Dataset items
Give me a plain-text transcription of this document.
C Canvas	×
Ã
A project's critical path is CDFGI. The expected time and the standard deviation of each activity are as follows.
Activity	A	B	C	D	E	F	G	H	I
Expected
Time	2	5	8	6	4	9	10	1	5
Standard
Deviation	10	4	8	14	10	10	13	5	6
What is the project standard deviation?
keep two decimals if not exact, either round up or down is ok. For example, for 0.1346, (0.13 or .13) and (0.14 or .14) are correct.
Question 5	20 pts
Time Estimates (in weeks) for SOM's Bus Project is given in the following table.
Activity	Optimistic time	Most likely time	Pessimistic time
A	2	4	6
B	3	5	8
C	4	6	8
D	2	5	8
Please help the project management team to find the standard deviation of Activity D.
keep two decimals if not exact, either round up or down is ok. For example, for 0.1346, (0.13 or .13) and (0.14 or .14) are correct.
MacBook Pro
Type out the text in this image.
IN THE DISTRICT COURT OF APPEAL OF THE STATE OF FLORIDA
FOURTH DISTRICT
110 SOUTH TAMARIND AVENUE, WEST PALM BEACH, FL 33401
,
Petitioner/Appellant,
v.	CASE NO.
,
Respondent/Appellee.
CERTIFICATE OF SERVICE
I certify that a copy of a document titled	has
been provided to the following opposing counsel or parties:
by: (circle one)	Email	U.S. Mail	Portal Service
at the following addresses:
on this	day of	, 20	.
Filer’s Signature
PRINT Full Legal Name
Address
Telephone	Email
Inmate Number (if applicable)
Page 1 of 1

STATED TASK ▸ Exactly as shown, repeat every record.

RESPONSE TO THIS EXERCISE ▸
Give me a plain-text transcription of this document.
C Canvas	×
Ã
A project's critical path is CDFGI. The expected time and the standard deviation of each activity are as follows.
Activity	A	B	C	D	E	F	G	H	I
Expected
Time	2	5	8	6	4	9	10	1	5
Standard
Deviation	10	4	8	14	10	10	13	5	6
What is the project standard deviation?
keep two decimals if not exact, either round up or down is ok. For example, for 0.1346, (0.13 or .13) and (0.14 or .14) are correct.
Question 5	20 pts
Time Estimates (in weeks) for SOM's Bus Project is given in the following table.
Activity	Optimistic time	Most likely time	Pessimistic time
A	2	4	6
B	3	5	8
C	4	6	8
D	2	5	8
Please help the project management team to find the standard deviation of Activity D.
keep two decimals if not exact, either round up or down is ok. For example, for 0.1346, (0.13 or .13) and (0.14 or .14) are correct.
MacBook Pro
Type out the text in this image.
IN THE DISTRICT COURT OF APPEAL OF THE STATE OF FLORIDA
FOURTH DISTRICT
110 SOUTH TAMARIND AVENUE, WEST PALM BEACH, FL 33401
,
Petitioner/Appellant,
v.	CASE NO.
,
Respondent/Appellee.
CERTIFICATE OF SERVICE
I certify that a copy of a document titled	has
been provided to the following opposing counsel or parties:
by: (circle one)	Email	U.S. Mail	Portal Service
at the following addresses:
on this	day of	, 20	.
Filer’s Signature
PRINT Full Legal Name
Address
Telephone	Email
Inmate Number (if applicable)
Page 1 of 1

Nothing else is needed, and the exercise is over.